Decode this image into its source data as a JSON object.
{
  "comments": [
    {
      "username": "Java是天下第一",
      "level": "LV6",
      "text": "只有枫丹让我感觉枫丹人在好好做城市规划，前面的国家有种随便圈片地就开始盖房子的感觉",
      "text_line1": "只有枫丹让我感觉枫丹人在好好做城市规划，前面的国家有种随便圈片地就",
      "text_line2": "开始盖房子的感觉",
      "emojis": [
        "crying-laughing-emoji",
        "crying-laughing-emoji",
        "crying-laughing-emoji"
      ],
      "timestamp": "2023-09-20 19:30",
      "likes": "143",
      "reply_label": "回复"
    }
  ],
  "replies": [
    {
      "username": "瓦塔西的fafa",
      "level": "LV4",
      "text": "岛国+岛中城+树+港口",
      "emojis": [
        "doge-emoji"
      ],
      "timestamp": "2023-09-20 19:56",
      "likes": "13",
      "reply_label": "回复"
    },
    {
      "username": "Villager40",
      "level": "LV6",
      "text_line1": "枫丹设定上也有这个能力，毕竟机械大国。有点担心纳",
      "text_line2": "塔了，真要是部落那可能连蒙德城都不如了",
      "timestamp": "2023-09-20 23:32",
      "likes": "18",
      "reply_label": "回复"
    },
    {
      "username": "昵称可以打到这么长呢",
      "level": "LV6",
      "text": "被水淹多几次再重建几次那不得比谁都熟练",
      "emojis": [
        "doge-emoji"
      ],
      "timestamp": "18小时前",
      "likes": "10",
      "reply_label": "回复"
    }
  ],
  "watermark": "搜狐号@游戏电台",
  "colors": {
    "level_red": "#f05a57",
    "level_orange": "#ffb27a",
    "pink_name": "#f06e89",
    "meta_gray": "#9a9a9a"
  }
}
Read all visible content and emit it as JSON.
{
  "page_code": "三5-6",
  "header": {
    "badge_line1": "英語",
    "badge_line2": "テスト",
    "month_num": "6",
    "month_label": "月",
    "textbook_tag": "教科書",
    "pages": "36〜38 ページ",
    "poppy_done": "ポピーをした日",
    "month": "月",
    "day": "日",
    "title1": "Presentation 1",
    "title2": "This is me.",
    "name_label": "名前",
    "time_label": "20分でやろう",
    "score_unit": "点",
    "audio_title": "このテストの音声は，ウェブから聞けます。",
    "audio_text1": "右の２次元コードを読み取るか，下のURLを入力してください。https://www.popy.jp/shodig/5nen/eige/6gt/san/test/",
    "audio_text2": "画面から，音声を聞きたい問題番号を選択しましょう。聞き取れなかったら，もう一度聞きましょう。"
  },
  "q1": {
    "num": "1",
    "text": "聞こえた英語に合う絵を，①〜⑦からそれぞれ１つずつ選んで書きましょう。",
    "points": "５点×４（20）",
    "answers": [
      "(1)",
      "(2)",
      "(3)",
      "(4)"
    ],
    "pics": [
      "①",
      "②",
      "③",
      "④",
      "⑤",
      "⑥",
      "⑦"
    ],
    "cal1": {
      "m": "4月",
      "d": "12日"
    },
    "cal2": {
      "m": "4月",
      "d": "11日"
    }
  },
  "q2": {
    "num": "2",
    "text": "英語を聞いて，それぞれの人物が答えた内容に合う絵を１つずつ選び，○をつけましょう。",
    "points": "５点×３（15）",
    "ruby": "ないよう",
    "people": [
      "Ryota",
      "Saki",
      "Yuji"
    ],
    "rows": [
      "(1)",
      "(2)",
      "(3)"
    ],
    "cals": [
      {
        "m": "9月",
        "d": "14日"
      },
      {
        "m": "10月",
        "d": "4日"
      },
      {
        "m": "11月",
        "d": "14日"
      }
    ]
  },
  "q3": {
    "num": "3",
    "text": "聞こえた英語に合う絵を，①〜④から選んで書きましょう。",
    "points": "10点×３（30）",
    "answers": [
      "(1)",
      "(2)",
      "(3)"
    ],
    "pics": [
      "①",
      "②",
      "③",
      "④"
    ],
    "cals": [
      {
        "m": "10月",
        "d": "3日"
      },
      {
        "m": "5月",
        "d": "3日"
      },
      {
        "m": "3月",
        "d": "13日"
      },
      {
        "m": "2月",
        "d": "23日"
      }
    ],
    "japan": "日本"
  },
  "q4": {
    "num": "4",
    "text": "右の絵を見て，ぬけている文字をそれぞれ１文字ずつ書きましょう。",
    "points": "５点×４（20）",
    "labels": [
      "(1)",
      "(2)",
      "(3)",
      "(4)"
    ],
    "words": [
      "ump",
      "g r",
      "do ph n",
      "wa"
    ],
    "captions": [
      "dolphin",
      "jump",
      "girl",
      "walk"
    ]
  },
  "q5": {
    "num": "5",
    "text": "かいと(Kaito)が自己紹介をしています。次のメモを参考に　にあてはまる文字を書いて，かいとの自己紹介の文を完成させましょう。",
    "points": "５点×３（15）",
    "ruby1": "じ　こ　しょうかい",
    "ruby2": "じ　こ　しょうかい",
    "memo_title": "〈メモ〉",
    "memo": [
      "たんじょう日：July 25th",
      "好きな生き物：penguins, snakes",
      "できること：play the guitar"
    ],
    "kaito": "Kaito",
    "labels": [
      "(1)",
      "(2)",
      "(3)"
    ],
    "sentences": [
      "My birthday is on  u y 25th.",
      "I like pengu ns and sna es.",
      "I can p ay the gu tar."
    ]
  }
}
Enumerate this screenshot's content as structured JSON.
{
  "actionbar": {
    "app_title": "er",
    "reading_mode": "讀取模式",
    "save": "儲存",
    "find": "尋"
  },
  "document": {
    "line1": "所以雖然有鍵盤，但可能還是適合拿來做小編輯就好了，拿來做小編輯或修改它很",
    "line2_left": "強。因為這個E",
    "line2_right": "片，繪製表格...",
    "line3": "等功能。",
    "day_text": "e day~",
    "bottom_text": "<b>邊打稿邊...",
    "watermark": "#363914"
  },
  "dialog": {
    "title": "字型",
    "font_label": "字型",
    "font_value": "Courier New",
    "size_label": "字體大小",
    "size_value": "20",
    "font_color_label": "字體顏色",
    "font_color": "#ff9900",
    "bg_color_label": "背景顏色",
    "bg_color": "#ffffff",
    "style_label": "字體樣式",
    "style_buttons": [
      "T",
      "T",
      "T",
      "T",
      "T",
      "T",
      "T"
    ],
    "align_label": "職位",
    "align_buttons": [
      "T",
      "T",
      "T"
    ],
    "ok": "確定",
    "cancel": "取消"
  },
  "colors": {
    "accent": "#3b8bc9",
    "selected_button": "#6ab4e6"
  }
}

◆ **REQUIRED TASK**: Each line that holds the string "只有枫丹让我感觉枫丹人在好好做城市规划" counts once; give the total and nothing else.

◆ **THE SOLUTION**: 2